PROBLEM DESCRIPTION:
Each line of the data that includes the string "icon" is to be copied out.
▼▼▼
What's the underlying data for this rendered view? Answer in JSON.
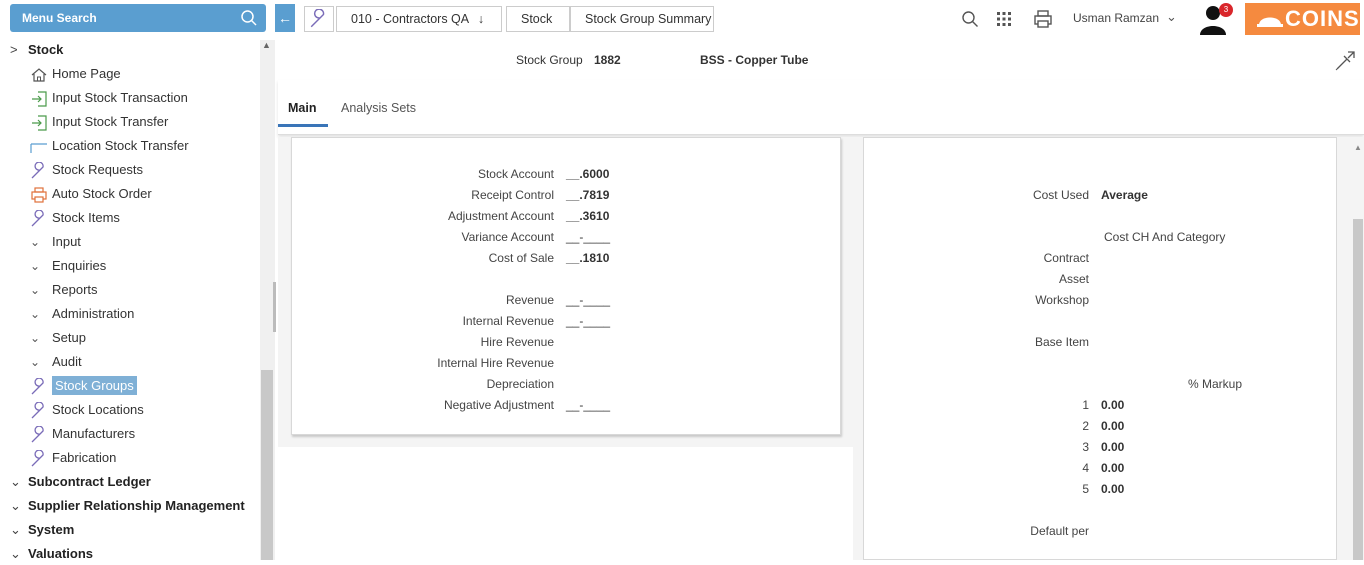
{
  "sidebar": {
    "search_label": "Menu Search",
    "items": [
      {
        "label": "Stock"
      },
      {
        "label": "Home Page"
      },
      {
        "label": "Input Stock Transaction"
      },
      {
        "label": "Input Stock Transfer"
      },
      {
        "label": "Location Stock Transfer"
      },
      {
        "label": "Stock Requests"
      },
      {
        "label": "Auto Stock Order"
      },
      {
        "label": "Stock Items"
      },
      {
        "label": "Input"
      },
      {
        "label": "Enquiries"
      },
      {
        "label": "Reports"
      },
      {
        "label": "Administration"
      },
      {
        "label": "Setup"
      },
      {
        "label": "Audit"
      },
      {
        "label": "Stock Groups"
      },
      {
        "label": "Stock Locations"
      },
      {
        "label": "Manufacturers"
      },
      {
        "label": "Fabrication"
      },
      {
        "label": "Subcontract Ledger"
      },
      {
        "label": "Supplier Relationship Management"
      },
      {
        "label": "System"
      },
      {
        "label": "Valuations"
      }
    ]
  },
  "breadcrumb": {
    "company": "010 - Contractors QA",
    "module": "Stock",
    "page": "Stock Group Summary"
  },
  "user": {
    "name": "Usman Ramzan",
    "notifications": "3"
  },
  "logo_text": "COINS",
  "header": {
    "group_label": "Stock Group",
    "group_code": "1882",
    "group_name": "BSS - Copper Tube"
  },
  "tabs": [
    {
      "label": "Main"
    },
    {
      "label": "Analysis Sets"
    }
  ],
  "accounts": [
    {
      "label": "Stock Account",
      "value": "__.6000"
    },
    {
      "label": "Receipt Control",
      "value": "__.7819"
    },
    {
      "label": "Adjustment Account",
      "value": "__.3610"
    },
    {
      "label": "Variance Account",
      "value": "__-____"
    },
    {
      "label": "Cost of Sale",
      "value": "__.1810"
    },
    {
      "label": "Revenue",
      "value": "__-____"
    },
    {
      "label": "Internal Revenue",
      "value": "__-____"
    },
    {
      "label": "Hire Revenue",
      "value": ""
    },
    {
      "label": "Internal Hire Revenue",
      "value": ""
    },
    {
      "label": "Depreciation",
      "value": ""
    },
    {
      "label": "Negative Adjustment",
      "value": "__-____"
    }
  ],
  "costing": {
    "cost_used_label": "Cost Used",
    "cost_used_value": "Average",
    "cost_ch_heading": "Cost CH And Category",
    "contract_label": "Contract",
    "asset_label": "Asset",
    "workshop_label": "Workshop",
    "base_item_label": "Base Item",
    "markup_heading": "% Markup",
    "markups": [
      {
        "n": "1",
        "value": "0.00"
      },
      {
        "n": "2",
        "value": "0.00"
      },
      {
        "n": "3",
        "value": "0.00"
      },
      {
        "n": "4",
        "value": "0.00"
      },
      {
        "n": "5",
        "value": "0.00"
      }
    ],
    "default_per_label": "Default per"
  },
  "colors": {
    "accent": "#5a9ed0",
    "selected": "#7fb0d6",
    "logo": "#f58a3f",
    "tab_underline": "#3a75b8",
    "badge": "#d9262b"
  }
}
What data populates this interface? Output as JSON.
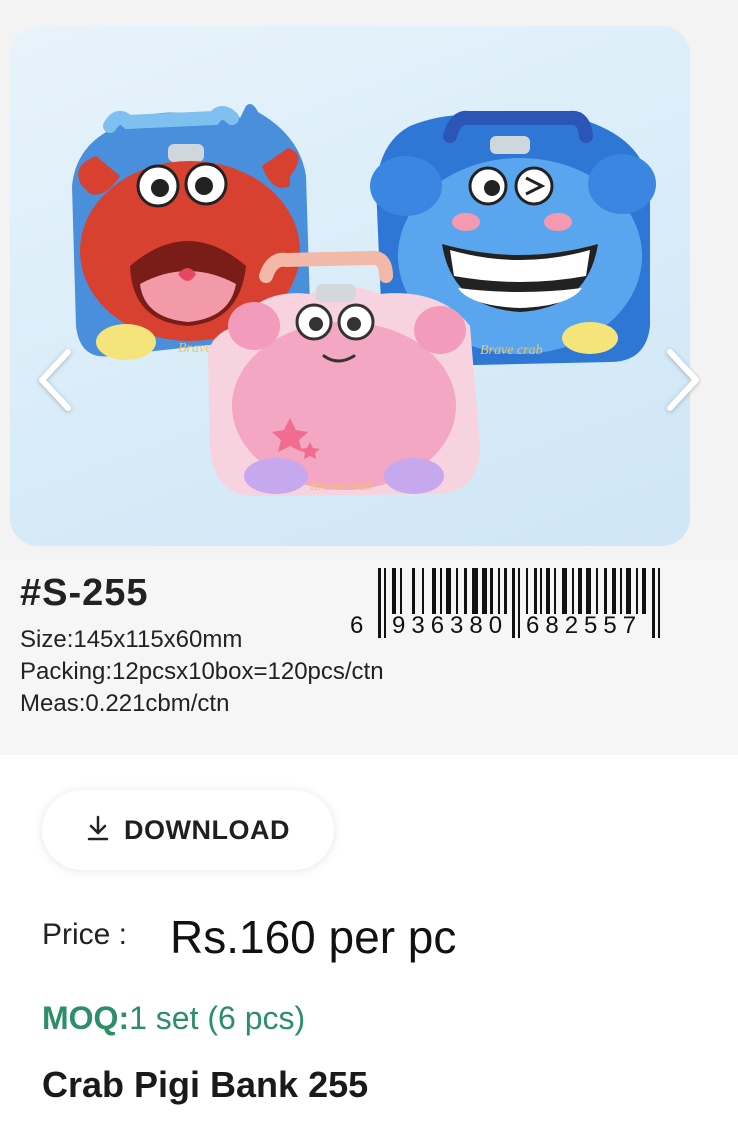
{
  "carousel": {
    "image_alt": "Crab coin banks: red, blue and pink crab tins",
    "tin_text": "Brave crab",
    "prev_icon": "chevron-left-icon",
    "next_icon": "chevron-right-icon"
  },
  "product_sheet": {
    "model": "#S-255",
    "size": "Size:145x115x60mm",
    "packing": "Packing:12pcsx10box=120pcs/ctn",
    "meas": "Meas:0.221cbm/ctn",
    "barcode": {
      "first_digit": "6",
      "group_left": "936380",
      "group_right": "682557"
    }
  },
  "actions": {
    "download_label": "DOWNLOAD",
    "download_icon": "download-icon"
  },
  "pricing": {
    "price_label": "Price :",
    "price_value": "Rs.160 per pc",
    "moq_label": "MOQ:",
    "moq_value": "1 set (6 pcs)"
  },
  "product": {
    "title": "Crab Pigi Bank 255"
  },
  "colors": {
    "moq_green": "#2c8f67",
    "crab_red": "#d8412f",
    "crab_blue": "#3f8fe0",
    "crab_pink": "#f6b7cc"
  }
}
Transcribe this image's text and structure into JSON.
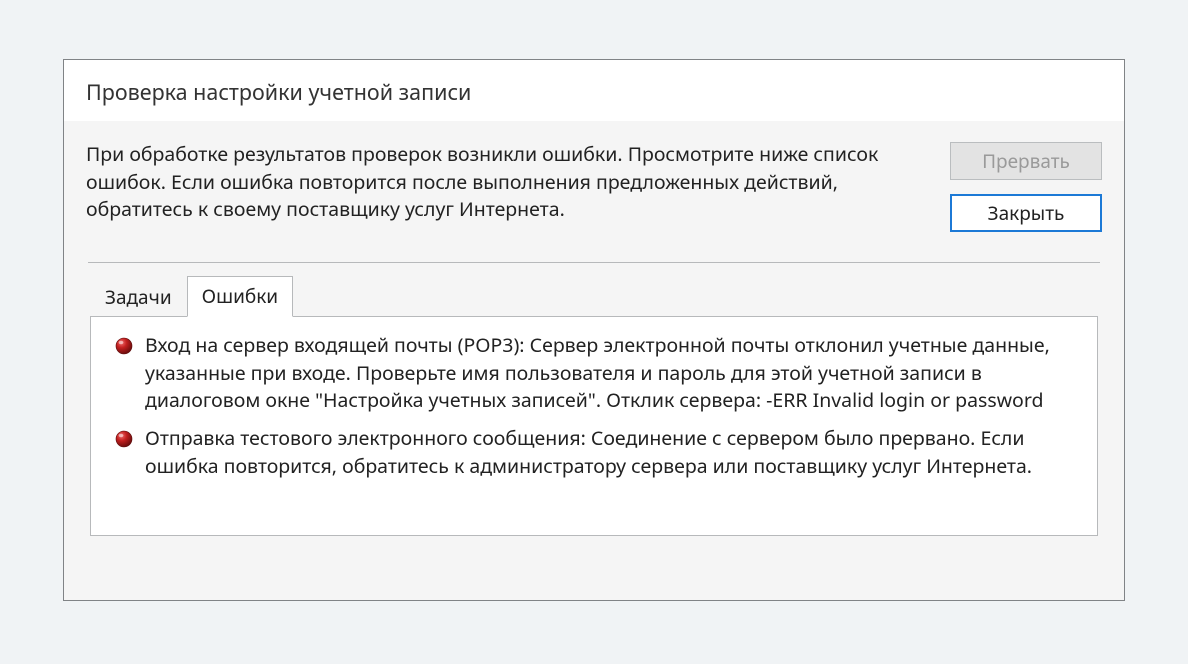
{
  "dialog": {
    "title": "Проверка настройки учетной записи",
    "message": "При обработке результатов проверок возникли ошибки. Просмотрите ниже список ошибок. Если ошибка повторится после выполнения предложенных действий, обратитесь к своему поставщику услуг Интернета.",
    "buttons": {
      "abort": "Прервать",
      "close": "Закрыть"
    },
    "tabs": {
      "tasks": "Задачи",
      "errors": "Ошибки"
    },
    "errors": [
      "Вход на сервер входящей почты (POP3): Сервер электронной почты отклонил учетные данные, указанные при входе. Проверьте имя пользователя и пароль для этой учетной записи в диалоговом окне \"Настройка учетных записей\".  Отклик сервера: -ERR Invalid login or password",
      "Отправка тестового электронного сообщения: Соединение с сервером было прервано. Если ошибка повторится, обратитесь к администратору сервера или поставщику услуг Интернета."
    ]
  },
  "colors": {
    "accent": "#1c79d6",
    "error": "#b11b1b"
  }
}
▲▲▲
WRITTEN SOLUTION:
    "prev_icon": "chevron-left-icon",
    "next_icon": "chevron-right-icon"
    "download_icon": "download-icon"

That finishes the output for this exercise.